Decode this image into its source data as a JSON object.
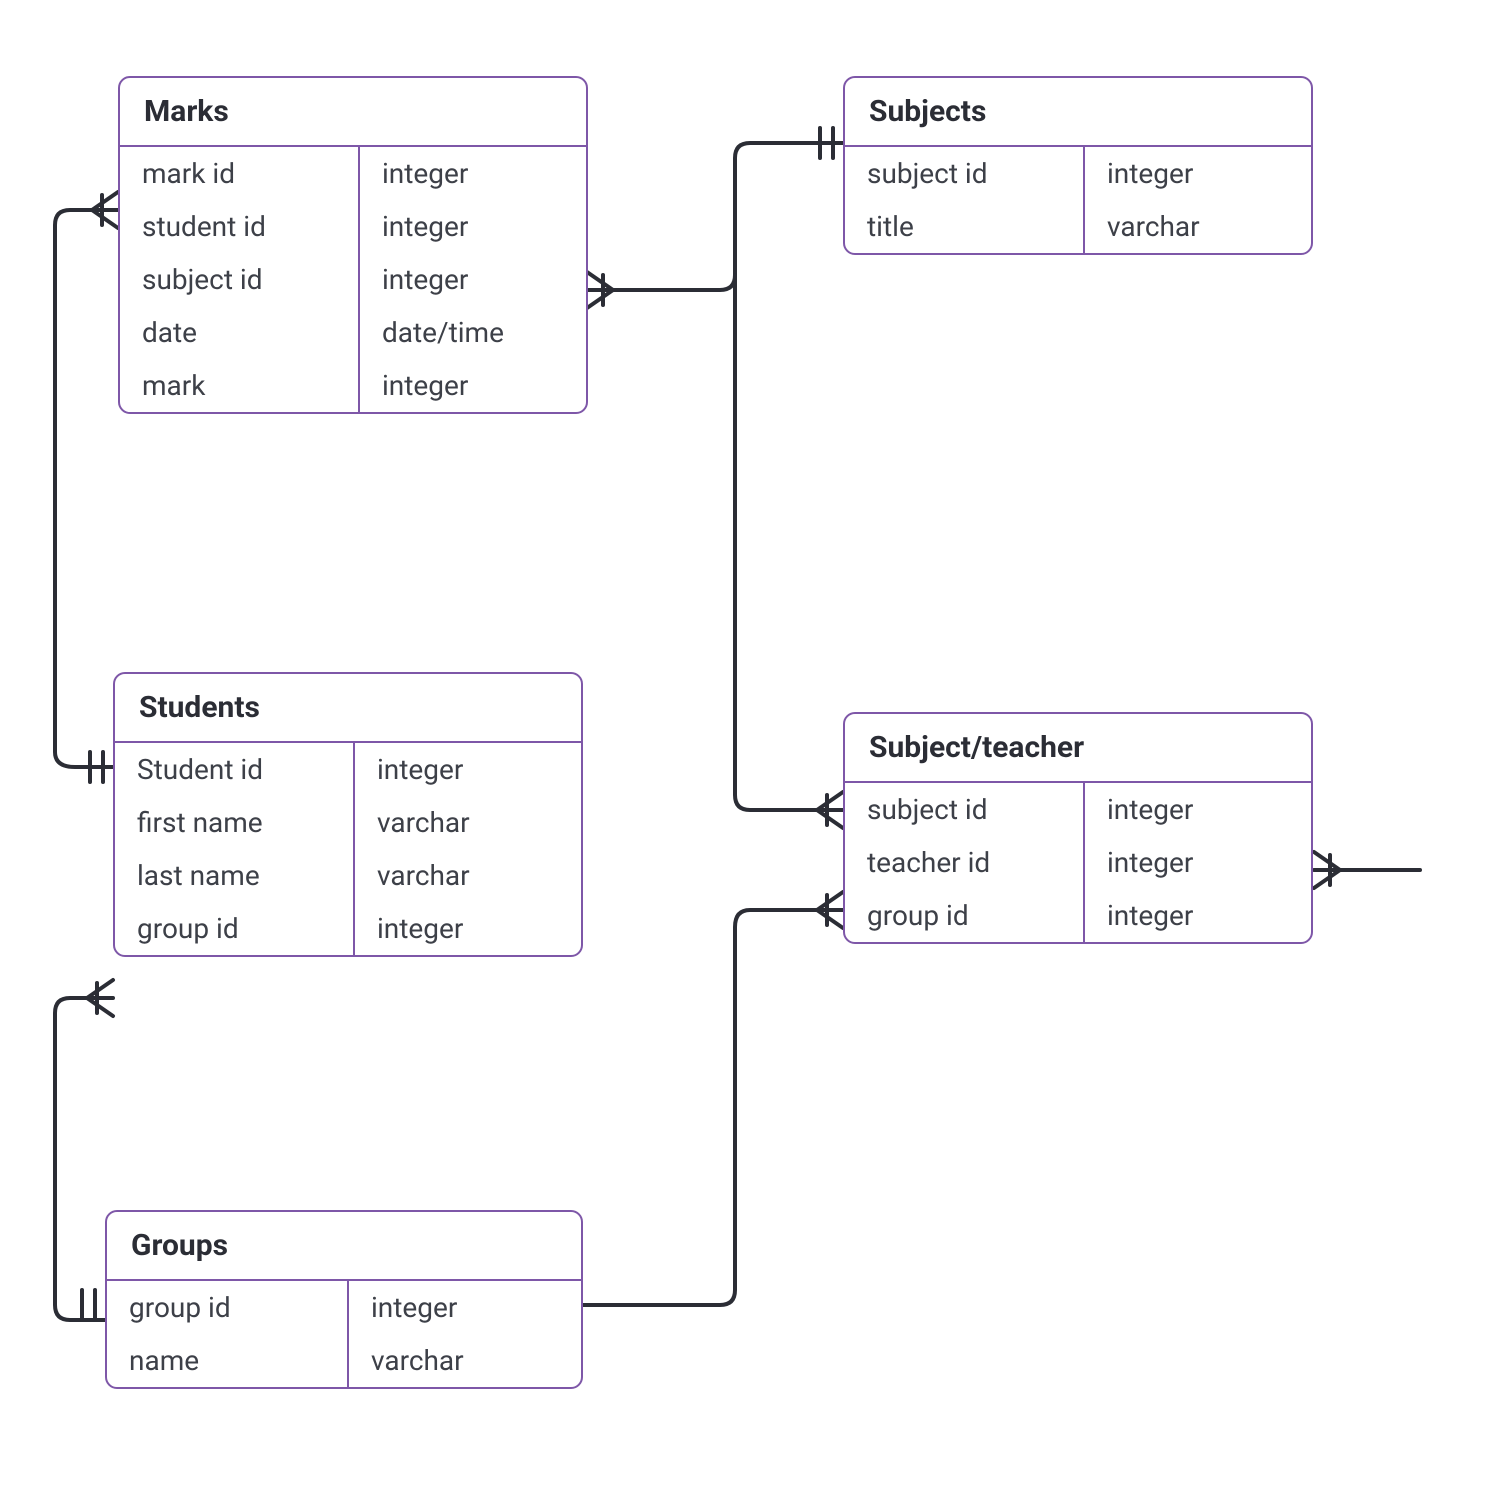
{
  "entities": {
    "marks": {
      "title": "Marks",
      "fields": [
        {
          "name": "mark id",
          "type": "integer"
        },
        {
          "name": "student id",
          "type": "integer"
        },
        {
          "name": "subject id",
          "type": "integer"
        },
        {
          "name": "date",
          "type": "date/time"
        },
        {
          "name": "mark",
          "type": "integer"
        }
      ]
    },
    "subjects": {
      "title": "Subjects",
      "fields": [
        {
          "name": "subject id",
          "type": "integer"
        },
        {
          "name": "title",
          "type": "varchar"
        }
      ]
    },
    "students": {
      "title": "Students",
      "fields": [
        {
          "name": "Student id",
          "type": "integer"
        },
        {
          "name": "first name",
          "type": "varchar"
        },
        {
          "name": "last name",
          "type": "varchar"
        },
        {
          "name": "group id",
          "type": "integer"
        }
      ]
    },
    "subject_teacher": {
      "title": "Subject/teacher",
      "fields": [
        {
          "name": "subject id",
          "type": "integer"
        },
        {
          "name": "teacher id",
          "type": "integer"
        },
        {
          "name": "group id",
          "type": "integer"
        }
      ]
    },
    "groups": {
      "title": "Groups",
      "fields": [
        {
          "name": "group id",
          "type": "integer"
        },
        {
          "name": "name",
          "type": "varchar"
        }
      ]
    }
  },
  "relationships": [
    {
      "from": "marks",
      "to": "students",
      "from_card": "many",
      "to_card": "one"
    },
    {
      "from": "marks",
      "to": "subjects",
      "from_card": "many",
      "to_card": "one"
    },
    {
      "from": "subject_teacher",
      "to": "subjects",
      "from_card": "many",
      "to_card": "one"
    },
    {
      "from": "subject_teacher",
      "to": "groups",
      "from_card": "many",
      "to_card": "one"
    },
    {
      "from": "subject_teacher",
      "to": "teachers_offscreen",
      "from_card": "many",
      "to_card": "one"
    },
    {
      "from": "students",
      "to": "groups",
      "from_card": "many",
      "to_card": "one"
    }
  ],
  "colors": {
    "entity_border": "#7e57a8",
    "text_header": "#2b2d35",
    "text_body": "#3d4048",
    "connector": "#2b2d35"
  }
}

What is being asked: Exclude every picture and copy the remaining data exactly.

Task solution:
Decode this image into its source data as a JSON object.
{
  "entities": {
    "marks": {
      "title": "Marks",
      "fields": [
        {
          "name": "mark id",
          "type": "integer"
        },
        {
          "name": "student id",
          "type": "integer"
        },
        {
          "name": "subject id",
          "type": "integer"
        },
        {
          "name": "date",
          "type": "date/time"
        },
        {
          "name": "mark",
          "type": "integer"
        }
      ]
    },
    "subjects": {
      "title": "Subjects",
      "fields": [
        {
          "name": "subject id",
          "type": "integer"
        },
        {
          "name": "title",
          "type": "varchar"
        }
      ]
    },
    "students": {
      "title": "Students",
      "fields": [
        {
          "name": "Student id",
          "type": "integer"
        },
        {
          "name": "first name",
          "type": "varchar"
        },
        {
          "name": "last name",
          "type": "varchar"
        },
        {
          "name": "group id",
          "type": "integer"
        }
      ]
    },
    "subject_teacher": {
      "title": "Subject/teacher",
      "fields": [
        {
          "name": "subject id",
          "type": "integer"
        },
        {
          "name": "teacher id",
          "type": "integer"
        },
        {
          "name": "group id",
          "type": "integer"
        }
      ]
    },
    "groups": {
      "title": "Groups",
      "fields": [
        {
          "name": "group id",
          "type": "integer"
        },
        {
          "name": "name",
          "type": "varchar"
        }
      ]
    }
  },
  "relationships": [
    {
      "from": "marks",
      "to": "students",
      "from_card": "many",
      "to_card": "one"
    },
    {
      "from": "marks",
      "to": "subjects",
      "from_card": "many",
      "to_card": "one"
    },
    {
      "from": "subject_teacher",
      "to": "subjects",
      "from_card": "many",
      "to_card": "one"
    },
    {
      "from": "subject_teacher",
      "to": "groups",
      "from_card": "many",
      "to_card": "one"
    },
    {
      "from": "subject_teacher",
      "to": "teachers_offscreen",
      "from_card": "many",
      "to_card": "one"
    },
    {
      "from": "students",
      "to": "groups",
      "from_card": "many",
      "to_card": "one"
    }
  ],
  "colors": {
    "entity_border": "#7e57a8",
    "text_header": "#2b2d35",
    "text_body": "#3d4048",
    "connector": "#2b2d35"
  }
}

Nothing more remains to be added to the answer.